Dataset content –
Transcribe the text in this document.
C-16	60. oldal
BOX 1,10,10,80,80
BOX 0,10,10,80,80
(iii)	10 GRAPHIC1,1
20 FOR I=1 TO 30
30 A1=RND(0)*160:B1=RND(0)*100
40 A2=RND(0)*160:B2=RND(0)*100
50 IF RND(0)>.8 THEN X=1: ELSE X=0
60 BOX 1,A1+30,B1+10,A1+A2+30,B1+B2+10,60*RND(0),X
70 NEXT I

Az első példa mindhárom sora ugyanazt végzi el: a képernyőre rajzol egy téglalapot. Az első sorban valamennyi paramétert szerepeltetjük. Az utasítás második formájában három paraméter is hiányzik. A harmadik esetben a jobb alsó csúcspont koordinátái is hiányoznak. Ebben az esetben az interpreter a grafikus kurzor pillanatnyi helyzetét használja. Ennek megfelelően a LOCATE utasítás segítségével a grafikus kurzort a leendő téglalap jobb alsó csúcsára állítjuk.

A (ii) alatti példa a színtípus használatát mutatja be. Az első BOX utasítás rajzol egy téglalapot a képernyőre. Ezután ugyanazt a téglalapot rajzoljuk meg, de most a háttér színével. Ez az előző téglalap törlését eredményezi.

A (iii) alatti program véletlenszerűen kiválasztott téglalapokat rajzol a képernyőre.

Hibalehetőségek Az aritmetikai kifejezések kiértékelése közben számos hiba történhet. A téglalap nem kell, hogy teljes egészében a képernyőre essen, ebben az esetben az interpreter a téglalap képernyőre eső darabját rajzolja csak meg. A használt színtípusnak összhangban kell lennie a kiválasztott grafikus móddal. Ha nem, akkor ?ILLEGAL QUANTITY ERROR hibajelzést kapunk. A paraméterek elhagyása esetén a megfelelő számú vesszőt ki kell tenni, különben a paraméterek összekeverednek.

Your goal – Recopy all the lines exactly as they appear.

Answer to the task –
Transcribe the text in this document.
C-16	60. oldal
BOX 1,10,10,80,80
BOX 0,10,10,80,80
(iii)	10 GRAPHIC1,1
20 FOR I=1 TO 30
30 A1=RND(0)*160:B1=RND(0)*100
40 A2=RND(0)*160:B2=RND(0)*100
50 IF RND(0)>.8 THEN X=1: ELSE X=0
60 BOX 1,A1+30,B1+10,A1+A2+30,B1+B2+10,60*RND(0),X
70 NEXT I

Az első példa mindhárom sora ugyanazt végzi el: a képernyőre rajzol egy téglalapot. Az első sorban valamennyi paramétert szerepeltetjük. Az utasítás második formájában három paraméter is hiányzik. A harmadik esetben a jobb alsó csúcspont koordinátái is hiányoznak. Ebben az esetben az interpreter a grafikus kurzor pillanatnyi helyzetét használja. Ennek megfelelően a LOCATE utasítás segítségével a grafikus kurzort a leendő téglalap jobb alsó csúcsára állítjuk.

A (ii) alatti példa a színtípus használatát mutatja be. Az első BOX utasítás rajzol egy téglalapot a képernyőre. Ezután ugyanazt a téglalapot rajzoljuk meg, de most a háttér színével. Ez az előző téglalap törlését eredményezi.

A (iii) alatti program véletlenszerűen kiválasztott téglalapokat rajzol a képernyőre.

Hibalehetőségek Az aritmetikai kifejezések kiértékelése közben számos hiba történhet. A téglalap nem kell, hogy teljes egészében a képernyőre essen, ebben az esetben az interpreter a téglalap képernyőre eső darabját rajzolja csak meg. A használt színtípusnak összhangban kell lennie a kiválasztott grafikus móddal. Ha nem, akkor ?ILLEGAL QUANTITY ERROR hibajelzést kapunk. A paraméterek elhagyása esetén a megfelelő számú vesszőt ki kell tenni, különben a paraméterek összekeverednek.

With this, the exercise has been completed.